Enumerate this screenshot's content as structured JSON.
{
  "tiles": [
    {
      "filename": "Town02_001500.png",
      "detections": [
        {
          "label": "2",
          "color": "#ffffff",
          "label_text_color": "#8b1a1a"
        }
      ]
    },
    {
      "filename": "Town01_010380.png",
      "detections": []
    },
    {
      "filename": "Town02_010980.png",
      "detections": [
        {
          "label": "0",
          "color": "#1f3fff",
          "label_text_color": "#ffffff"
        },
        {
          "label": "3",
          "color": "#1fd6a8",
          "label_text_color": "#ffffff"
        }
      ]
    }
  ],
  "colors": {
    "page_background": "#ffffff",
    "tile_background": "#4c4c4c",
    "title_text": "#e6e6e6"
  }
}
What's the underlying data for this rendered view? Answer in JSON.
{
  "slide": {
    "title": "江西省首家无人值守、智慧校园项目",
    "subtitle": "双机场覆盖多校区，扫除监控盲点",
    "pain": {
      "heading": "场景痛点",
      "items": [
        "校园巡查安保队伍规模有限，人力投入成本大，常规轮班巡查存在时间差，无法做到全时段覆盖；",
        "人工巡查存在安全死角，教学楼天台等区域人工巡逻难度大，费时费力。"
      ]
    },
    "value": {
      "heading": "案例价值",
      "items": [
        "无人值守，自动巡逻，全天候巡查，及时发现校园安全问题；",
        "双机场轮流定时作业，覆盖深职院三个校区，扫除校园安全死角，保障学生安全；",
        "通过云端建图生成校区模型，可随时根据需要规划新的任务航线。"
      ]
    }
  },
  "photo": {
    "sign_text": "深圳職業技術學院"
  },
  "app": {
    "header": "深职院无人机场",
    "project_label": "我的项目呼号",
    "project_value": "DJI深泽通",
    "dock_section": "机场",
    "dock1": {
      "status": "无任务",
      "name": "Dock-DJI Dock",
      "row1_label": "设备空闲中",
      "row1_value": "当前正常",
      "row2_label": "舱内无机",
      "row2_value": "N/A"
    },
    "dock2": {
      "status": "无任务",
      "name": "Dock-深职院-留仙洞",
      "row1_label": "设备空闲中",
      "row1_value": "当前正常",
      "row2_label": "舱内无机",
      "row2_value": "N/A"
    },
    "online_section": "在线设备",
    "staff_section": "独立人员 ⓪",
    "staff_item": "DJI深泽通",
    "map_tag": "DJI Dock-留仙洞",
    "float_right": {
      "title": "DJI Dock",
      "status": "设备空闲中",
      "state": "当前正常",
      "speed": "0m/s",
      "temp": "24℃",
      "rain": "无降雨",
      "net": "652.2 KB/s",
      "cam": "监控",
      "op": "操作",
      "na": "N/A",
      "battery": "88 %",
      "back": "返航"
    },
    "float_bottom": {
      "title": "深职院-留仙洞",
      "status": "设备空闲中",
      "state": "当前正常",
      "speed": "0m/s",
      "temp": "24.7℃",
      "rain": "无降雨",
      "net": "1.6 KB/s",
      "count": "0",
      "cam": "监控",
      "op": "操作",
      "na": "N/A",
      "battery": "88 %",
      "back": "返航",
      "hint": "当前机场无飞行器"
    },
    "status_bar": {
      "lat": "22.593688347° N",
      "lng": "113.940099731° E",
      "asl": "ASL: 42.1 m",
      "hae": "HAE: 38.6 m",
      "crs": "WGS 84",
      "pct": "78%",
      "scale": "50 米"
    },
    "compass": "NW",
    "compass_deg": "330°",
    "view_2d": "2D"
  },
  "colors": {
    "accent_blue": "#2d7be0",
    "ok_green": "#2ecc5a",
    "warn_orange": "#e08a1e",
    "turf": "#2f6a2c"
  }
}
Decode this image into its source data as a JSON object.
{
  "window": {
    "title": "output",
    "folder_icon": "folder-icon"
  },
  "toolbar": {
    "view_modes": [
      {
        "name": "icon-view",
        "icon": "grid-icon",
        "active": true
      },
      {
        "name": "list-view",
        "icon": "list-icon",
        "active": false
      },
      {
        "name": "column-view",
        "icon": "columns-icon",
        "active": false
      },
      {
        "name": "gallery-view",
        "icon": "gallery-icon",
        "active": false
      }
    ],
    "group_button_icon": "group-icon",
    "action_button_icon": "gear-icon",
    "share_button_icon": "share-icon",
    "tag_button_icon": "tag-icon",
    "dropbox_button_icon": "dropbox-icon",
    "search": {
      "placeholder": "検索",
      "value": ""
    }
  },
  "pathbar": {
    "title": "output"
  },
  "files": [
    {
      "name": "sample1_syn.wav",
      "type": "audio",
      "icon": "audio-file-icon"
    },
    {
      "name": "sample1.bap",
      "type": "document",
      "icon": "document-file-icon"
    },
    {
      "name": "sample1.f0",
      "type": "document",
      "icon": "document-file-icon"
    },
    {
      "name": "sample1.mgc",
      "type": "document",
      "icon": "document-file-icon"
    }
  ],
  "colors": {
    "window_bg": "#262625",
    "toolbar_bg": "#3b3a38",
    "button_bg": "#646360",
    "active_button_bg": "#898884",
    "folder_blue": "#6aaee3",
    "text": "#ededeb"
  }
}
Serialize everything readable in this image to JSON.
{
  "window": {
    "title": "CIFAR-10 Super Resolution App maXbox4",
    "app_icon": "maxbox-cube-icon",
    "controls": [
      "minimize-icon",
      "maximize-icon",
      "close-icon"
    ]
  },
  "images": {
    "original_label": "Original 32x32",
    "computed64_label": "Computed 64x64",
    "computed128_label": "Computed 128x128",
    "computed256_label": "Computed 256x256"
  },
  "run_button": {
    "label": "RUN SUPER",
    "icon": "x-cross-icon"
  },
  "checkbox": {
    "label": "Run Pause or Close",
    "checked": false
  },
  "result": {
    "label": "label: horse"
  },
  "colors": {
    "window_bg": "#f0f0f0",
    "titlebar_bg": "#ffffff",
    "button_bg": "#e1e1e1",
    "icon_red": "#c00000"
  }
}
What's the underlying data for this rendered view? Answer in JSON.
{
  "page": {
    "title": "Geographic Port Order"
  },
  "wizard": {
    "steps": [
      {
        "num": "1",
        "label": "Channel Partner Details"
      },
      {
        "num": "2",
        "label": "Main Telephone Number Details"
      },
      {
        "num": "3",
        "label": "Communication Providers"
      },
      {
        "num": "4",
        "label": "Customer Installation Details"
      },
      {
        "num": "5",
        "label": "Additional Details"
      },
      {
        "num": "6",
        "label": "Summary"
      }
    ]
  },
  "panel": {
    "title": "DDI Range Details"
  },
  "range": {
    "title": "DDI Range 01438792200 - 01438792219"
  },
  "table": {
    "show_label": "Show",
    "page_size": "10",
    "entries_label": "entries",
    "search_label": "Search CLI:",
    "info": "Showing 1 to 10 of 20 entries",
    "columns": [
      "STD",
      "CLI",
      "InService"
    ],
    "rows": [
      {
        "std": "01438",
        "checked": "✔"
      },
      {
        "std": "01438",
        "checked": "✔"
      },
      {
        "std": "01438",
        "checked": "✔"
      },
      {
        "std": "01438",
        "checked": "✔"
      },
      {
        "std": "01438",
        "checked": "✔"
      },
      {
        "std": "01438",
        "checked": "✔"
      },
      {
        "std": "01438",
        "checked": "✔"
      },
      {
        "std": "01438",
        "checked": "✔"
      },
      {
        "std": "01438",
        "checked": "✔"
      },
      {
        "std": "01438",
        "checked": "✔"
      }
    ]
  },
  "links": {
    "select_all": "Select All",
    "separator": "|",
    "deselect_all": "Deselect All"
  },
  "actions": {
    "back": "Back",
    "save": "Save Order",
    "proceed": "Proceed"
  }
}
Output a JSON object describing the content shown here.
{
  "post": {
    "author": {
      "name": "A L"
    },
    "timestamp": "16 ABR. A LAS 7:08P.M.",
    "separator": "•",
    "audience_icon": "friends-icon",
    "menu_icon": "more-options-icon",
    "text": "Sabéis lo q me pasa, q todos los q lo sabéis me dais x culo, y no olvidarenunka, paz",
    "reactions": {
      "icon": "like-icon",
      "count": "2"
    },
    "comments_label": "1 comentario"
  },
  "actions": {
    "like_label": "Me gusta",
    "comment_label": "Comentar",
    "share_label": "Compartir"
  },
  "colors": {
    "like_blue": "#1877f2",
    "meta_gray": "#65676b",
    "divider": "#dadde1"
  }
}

» Short exercise
Find all lines holding the string "Details" and copy them.

» Expected answer
        "label": "Channel Partner Details"
        "label": "Main Telephone Number Details"
        "label": "Customer Installation Details"
        "label": "Additional Details"
    "title": "DDI Range Details"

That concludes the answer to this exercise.